▸ **Your task**: From the records below, give the number of lines that contain the string "Pressure", without any other text.

▸ **Supplied information**:
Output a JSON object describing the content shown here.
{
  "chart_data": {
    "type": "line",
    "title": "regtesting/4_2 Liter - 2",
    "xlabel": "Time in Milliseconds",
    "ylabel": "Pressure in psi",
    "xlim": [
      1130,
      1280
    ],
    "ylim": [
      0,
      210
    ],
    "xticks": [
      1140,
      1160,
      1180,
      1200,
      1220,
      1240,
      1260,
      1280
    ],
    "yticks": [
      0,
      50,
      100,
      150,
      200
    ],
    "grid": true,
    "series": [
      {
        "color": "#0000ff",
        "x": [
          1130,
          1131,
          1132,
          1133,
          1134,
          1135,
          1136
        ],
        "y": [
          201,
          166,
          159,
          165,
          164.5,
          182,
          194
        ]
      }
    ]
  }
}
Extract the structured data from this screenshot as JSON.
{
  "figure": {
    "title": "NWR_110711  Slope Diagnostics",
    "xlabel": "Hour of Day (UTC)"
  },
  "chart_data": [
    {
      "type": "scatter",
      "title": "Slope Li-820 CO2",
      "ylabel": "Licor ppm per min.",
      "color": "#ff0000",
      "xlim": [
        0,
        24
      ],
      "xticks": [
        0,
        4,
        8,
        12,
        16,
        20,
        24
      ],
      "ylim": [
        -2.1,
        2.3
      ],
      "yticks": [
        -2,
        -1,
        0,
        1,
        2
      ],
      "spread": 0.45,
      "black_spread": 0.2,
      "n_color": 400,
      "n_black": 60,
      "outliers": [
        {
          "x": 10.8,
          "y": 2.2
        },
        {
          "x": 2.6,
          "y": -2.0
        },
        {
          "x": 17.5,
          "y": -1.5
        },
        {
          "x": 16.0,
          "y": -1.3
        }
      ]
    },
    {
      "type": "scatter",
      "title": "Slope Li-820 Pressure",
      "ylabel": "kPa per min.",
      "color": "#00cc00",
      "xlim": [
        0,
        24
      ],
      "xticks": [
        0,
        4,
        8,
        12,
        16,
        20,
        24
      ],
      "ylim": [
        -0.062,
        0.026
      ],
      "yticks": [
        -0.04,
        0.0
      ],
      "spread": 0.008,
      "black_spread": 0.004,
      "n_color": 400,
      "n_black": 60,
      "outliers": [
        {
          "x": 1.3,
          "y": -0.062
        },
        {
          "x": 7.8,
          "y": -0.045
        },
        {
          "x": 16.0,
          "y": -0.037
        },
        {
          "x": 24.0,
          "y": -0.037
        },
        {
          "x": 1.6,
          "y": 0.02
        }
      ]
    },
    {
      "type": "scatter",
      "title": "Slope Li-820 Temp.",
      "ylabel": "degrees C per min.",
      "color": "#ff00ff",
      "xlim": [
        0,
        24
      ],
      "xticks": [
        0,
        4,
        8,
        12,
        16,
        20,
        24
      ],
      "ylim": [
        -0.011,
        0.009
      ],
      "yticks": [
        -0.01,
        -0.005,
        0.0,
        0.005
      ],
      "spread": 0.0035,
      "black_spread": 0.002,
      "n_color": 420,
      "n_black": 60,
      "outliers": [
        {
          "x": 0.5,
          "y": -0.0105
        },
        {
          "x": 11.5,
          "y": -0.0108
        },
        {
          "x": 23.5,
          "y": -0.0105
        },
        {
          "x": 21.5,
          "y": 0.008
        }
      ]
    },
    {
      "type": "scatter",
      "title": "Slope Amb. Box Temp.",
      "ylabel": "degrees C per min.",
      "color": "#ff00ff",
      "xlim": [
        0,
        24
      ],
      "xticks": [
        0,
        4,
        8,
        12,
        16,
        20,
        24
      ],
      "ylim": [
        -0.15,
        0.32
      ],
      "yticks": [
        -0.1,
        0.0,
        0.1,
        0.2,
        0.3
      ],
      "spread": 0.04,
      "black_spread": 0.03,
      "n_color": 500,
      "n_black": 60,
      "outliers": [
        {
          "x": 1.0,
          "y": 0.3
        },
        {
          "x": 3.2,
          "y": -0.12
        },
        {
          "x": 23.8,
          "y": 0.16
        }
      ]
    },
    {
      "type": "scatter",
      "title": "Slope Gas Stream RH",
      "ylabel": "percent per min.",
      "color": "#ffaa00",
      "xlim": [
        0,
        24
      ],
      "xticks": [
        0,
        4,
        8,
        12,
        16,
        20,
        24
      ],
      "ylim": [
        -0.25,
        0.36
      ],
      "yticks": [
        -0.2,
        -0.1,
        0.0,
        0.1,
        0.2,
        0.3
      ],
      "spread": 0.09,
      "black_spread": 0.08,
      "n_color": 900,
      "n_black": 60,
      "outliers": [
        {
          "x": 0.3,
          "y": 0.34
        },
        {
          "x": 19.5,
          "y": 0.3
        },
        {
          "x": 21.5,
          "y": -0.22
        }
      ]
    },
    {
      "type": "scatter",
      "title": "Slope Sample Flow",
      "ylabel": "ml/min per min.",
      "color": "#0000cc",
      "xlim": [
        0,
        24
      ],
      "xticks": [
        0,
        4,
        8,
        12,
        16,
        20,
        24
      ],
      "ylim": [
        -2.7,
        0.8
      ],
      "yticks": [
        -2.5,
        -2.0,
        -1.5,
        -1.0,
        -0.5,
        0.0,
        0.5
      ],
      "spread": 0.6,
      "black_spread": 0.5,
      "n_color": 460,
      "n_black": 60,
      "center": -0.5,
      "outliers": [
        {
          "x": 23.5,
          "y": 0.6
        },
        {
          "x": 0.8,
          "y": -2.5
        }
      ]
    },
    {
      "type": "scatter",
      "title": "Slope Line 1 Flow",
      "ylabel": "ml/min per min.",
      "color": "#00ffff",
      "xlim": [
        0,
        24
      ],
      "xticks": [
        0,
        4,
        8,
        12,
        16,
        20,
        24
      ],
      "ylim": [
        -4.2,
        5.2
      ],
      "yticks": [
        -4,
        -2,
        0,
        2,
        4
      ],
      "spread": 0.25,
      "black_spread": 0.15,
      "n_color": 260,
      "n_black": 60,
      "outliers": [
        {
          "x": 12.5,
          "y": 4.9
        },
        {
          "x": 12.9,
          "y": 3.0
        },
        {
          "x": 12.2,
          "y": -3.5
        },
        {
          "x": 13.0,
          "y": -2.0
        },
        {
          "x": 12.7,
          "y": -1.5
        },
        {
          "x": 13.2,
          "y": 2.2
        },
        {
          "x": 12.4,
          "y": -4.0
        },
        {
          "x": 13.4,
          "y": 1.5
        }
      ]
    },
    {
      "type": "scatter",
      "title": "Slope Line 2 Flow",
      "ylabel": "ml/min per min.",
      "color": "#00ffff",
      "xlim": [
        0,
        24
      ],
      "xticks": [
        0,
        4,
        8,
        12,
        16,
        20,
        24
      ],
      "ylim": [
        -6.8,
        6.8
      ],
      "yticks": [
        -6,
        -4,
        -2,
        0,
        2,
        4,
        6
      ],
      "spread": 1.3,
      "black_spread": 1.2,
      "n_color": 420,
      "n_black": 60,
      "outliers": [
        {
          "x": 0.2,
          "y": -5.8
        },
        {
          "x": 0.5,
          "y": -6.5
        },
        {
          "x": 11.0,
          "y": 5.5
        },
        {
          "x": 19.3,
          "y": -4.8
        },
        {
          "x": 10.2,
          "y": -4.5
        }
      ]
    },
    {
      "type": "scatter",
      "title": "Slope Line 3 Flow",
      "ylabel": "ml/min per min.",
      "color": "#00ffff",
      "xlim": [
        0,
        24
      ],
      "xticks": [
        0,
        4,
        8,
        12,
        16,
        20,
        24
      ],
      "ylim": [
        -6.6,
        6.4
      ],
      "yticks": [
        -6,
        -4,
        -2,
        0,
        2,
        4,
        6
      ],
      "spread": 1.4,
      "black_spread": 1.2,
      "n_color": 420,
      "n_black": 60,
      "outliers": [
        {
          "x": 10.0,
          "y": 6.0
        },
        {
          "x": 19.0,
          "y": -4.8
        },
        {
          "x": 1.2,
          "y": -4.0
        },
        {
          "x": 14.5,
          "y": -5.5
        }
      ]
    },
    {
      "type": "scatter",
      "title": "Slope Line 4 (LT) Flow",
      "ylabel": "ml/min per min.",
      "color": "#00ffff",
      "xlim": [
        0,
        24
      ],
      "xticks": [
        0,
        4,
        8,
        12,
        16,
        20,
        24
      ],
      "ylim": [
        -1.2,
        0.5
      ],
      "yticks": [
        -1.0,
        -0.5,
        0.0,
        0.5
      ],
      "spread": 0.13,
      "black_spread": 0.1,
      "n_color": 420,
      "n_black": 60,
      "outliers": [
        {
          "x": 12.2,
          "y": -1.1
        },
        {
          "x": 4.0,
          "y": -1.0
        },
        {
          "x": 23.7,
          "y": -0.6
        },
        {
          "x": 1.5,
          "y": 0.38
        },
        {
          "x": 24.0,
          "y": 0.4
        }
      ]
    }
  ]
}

▸ **Answer in full**: 2